--- BEGIN DATASET ---

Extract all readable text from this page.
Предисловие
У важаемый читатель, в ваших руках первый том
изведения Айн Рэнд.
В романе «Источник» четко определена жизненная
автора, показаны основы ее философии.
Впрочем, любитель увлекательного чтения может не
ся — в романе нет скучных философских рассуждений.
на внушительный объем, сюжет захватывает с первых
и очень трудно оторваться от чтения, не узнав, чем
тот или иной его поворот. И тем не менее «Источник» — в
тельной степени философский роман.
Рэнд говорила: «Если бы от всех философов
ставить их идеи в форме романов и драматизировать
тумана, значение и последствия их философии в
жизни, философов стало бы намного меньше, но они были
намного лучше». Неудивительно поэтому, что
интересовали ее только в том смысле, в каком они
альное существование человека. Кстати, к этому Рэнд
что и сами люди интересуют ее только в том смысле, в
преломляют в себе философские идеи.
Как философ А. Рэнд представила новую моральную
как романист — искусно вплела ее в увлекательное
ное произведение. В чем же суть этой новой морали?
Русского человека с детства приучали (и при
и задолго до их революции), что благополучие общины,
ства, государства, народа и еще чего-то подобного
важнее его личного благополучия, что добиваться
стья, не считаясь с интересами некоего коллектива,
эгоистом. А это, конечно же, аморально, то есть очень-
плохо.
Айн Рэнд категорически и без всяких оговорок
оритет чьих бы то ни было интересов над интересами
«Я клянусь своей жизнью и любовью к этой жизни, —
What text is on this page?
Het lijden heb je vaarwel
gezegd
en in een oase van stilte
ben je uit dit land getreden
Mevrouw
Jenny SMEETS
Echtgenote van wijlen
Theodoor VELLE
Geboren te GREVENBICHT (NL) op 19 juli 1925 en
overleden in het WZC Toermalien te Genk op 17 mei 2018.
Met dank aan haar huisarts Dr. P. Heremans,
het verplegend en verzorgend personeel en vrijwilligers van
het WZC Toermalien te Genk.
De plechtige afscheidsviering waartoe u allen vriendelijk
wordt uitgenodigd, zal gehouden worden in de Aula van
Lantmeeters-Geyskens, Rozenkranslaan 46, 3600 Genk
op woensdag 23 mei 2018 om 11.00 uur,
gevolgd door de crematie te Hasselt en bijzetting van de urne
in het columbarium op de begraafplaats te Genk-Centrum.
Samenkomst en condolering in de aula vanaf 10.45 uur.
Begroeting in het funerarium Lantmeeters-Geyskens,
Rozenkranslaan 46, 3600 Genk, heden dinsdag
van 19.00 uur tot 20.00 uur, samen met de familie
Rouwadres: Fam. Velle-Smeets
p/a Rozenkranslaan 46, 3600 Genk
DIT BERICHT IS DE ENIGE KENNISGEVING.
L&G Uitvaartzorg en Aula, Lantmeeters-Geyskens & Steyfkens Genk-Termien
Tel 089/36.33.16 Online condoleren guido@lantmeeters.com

--- END DATASET ---

■ **WHAT THE TASK ASKS**
Begin at the line containing "What text is on this page?" and reproduce each line through the end of the records above.

■ **RESPONSE FOR THIS EXERCISE**
What text is on this page?
Het lijden heb je vaarwel
gezegd
en in een oase van stilte
ben je uit dit land getreden
Mevrouw
Jenny SMEETS
Echtgenote van wijlen
Theodoor VELLE
Geboren te GREVENBICHT (NL) op 19 juli 1925 en
overleden in het WZC Toermalien te Genk op 17 mei 2018.
Met dank aan haar huisarts Dr. P. Heremans,
het verplegend en verzorgend personeel en vrijwilligers van
het WZC Toermalien te Genk.
De plechtige afscheidsviering waartoe u allen vriendelijk
wordt uitgenodigd, zal gehouden worden in de Aula van
Lantmeeters-Geyskens, Rozenkranslaan 46, 3600 Genk
op woensdag 23 mei 2018 om 11.00 uur,
gevolgd door de crematie te Hasselt en bijzetting van de urne
in het columbarium op de begraafplaats te Genk-Centrum.
Samenkomst en condolering in de aula vanaf 10.45 uur.
Begroeting in het funerarium Lantmeeters-Geyskens,
Rozenkranslaan 46, 3600 Genk, heden dinsdag
van 19.00 uur tot 20.00 uur, samen met de familie
Rouwadres: Fam. Velle-Smeets
p/a Rozenkranslaan 46, 3600 Genk
DIT BERICHT IS DE ENIGE KENNISGEVING.
L&G Uitvaartzorg en Aula, Lantmeeters-Geyskens & Steyfkens Genk-Termien
Tel 089/36.33.16 Online condoleren guido@lantmeeters.com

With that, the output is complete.